### [Instructions to follow]
Print every entry, word for word, and skip the images.

### [Provided records]
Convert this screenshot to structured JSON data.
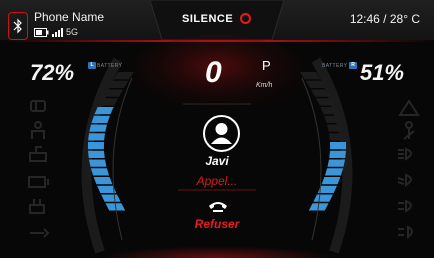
{
  "status_bar": {
    "phone_name": "Phone Name",
    "network": "5G",
    "clock_temp": "12:46 / 28° C",
    "icons": [
      "bluetooth-icon",
      "battery-icon",
      "signal-icon"
    ]
  },
  "brand": {
    "logo_text": "SILENCE"
  },
  "battery_left": {
    "percent": "72%",
    "label": "BATTERY",
    "badge": "L",
    "level": 0.72
  },
  "battery_right": {
    "percent": "51%",
    "label": "BATTERY",
    "badge": "R",
    "level": 0.51
  },
  "speed": {
    "value": "0",
    "gear": "P",
    "unit": "Km/h"
  },
  "call": {
    "caller": "Javi",
    "status": "Appel...",
    "reject_label": "Refuser"
  },
  "left_icons": [
    "door-open-icon",
    "person-seat-icon",
    "engine-icon",
    "battery-warning-icon",
    "charge-plug-icon",
    "wrench-icon"
  ],
  "right_icons": [
    "warning-triangle-icon",
    "seatbelt-icon",
    "high-beam-icon",
    "low-beam-icon",
    "headlight-icon",
    "fog-light-icon"
  ],
  "colors": {
    "accent": "#e41c22",
    "battery_blue": "#3a96d8",
    "background": "#070707"
  }
}
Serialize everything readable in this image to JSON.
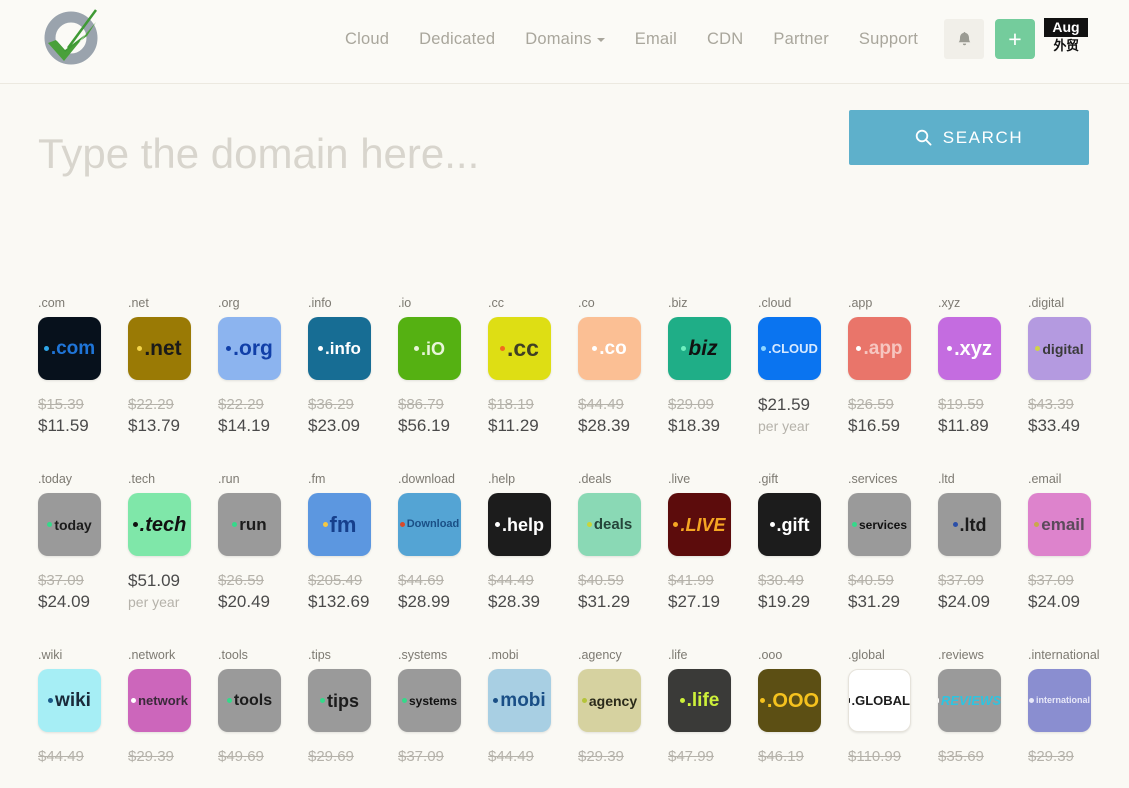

### [Solution to this task]
Convert this screenshot to structured JSON data.
{
  "status_bar": {
    "phone_name": "Phone Name",
    "network": "5G",
    "clock_temp": "12:46 / 28° C",
    "icons": [
      "bluetooth-icon",
      "battery-icon",
      "signal-icon"
    ]
  },
  "brand": {
    "logo_text": "SILENCE"
  },
  "battery_left": {
    "percent": "72%",
    "label": "BATTERY",
    "badge": "L",
    "level": 0.72
  },
  "battery_right": {
    "percent": "51%",
    "label": "BATTERY",
    "badge": "R",
    "level": 0.51
  },
  "speed": {
    "value": "0",
    "gear": "P",
    "unit": "Km/h"
  },
  "call": {
    "caller": "Javi",
    "status": "Appel...",
    "reject_label": "Refuser"
  },
  "left_icons": [
    "door-open-icon",
    "person-seat-icon",
    "engine-icon",
    "battery-warning-icon",
    "charge-plug-icon",
    "wrench-icon"
  ],
  "right_icons": [
    "warning-triangle-icon",
    "seatbelt-icon",
    "high-beam-icon",
    "low-beam-icon",
    "headlight-icon",
    "fog-light-icon"
  ],
  "colors": {
    "accent": "#e41c22",
    "battery_blue": "#3a96d8",
    "background": "#070707"
  }
}
Serialize everything readable in this image to JSON.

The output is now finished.